[Stated exercise]
Look through the listing and locate every line containing the word "color"; copy those lines.

BEGIN Stored rows

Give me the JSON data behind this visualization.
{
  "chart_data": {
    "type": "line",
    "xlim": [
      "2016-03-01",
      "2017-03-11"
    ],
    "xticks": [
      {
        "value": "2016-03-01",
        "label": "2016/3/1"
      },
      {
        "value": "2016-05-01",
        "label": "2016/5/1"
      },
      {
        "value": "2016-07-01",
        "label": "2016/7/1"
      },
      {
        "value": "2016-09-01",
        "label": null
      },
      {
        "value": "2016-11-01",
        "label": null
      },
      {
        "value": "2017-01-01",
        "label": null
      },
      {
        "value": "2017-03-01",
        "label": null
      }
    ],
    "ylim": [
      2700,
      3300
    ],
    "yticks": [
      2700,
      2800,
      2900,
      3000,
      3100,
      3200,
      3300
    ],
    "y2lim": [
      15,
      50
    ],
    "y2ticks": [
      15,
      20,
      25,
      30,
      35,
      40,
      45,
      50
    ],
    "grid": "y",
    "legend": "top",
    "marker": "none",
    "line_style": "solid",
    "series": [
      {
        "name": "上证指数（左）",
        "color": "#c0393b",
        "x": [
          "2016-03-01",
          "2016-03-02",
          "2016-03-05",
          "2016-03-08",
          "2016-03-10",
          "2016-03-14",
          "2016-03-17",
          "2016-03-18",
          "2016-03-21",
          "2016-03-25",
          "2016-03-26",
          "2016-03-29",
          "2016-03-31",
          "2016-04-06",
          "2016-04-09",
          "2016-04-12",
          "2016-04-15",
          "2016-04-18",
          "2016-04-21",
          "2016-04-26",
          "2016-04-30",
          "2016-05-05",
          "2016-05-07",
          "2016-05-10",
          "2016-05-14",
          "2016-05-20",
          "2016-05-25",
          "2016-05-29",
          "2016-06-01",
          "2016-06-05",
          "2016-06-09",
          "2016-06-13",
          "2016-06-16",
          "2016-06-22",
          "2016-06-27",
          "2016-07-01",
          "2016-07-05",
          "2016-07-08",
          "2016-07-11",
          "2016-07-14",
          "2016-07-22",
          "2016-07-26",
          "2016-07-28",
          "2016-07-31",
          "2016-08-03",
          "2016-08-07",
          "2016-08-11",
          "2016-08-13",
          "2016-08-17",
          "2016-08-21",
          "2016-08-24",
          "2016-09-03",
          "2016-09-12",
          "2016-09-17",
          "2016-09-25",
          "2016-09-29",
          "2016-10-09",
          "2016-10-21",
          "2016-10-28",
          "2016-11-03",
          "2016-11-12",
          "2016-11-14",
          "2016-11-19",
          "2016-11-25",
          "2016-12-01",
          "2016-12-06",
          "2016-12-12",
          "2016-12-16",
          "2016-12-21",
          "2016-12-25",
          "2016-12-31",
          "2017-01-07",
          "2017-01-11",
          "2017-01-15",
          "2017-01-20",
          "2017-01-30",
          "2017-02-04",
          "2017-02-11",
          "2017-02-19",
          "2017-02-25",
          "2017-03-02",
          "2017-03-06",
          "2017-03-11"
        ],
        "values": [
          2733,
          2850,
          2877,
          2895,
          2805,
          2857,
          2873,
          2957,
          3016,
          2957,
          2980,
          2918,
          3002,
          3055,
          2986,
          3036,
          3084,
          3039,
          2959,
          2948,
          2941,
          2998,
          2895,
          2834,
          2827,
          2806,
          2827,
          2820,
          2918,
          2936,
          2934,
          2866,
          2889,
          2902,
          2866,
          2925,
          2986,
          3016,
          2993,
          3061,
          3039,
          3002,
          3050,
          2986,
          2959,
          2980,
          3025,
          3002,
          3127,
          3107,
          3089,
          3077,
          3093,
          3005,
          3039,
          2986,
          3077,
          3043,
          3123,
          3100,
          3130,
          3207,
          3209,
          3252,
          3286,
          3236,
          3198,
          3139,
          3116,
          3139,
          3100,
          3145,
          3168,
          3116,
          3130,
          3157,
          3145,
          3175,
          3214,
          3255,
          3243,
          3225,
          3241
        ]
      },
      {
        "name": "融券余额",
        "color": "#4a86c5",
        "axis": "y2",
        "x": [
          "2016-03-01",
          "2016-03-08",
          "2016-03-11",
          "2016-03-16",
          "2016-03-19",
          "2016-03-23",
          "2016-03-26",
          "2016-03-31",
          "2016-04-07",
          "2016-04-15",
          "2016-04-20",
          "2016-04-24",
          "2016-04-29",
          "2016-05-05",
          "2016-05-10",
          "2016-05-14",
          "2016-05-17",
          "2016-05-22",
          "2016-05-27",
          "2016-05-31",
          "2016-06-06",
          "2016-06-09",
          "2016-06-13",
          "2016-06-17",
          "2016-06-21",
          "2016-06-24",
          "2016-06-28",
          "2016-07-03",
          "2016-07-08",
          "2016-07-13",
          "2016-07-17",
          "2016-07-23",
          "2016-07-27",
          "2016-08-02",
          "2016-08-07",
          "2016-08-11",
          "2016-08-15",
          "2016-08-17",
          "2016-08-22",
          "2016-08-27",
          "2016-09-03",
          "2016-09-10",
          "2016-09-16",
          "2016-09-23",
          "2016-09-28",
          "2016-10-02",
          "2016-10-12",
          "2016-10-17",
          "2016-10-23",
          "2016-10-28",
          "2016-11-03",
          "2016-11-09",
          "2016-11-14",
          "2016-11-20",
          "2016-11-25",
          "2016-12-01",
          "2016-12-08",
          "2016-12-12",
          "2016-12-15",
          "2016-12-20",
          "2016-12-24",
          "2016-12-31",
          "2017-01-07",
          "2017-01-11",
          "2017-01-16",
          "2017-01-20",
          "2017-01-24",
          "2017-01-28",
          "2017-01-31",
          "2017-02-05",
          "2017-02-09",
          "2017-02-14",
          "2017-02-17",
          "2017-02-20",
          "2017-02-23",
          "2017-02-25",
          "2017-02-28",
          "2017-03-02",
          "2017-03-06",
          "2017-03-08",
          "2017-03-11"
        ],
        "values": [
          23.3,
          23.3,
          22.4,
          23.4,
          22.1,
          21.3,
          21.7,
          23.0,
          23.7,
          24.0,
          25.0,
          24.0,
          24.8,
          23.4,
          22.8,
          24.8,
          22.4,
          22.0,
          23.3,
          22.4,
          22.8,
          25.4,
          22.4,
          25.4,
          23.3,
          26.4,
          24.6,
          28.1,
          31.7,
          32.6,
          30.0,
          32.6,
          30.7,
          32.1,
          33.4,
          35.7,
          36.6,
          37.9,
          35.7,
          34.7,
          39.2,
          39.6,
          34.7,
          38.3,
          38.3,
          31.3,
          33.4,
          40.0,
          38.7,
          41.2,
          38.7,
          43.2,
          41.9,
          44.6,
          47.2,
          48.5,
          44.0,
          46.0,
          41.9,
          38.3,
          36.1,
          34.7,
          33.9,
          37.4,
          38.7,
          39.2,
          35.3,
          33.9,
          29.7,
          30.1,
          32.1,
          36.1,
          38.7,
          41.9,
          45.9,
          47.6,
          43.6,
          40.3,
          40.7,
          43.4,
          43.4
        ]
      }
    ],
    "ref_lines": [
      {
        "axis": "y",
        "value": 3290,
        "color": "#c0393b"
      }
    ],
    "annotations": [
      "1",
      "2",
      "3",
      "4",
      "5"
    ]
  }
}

END Stored rows

[Full solution]
        "color": "#c0393b",
        "color": "#4a86c5",
        "color": "#c0393b"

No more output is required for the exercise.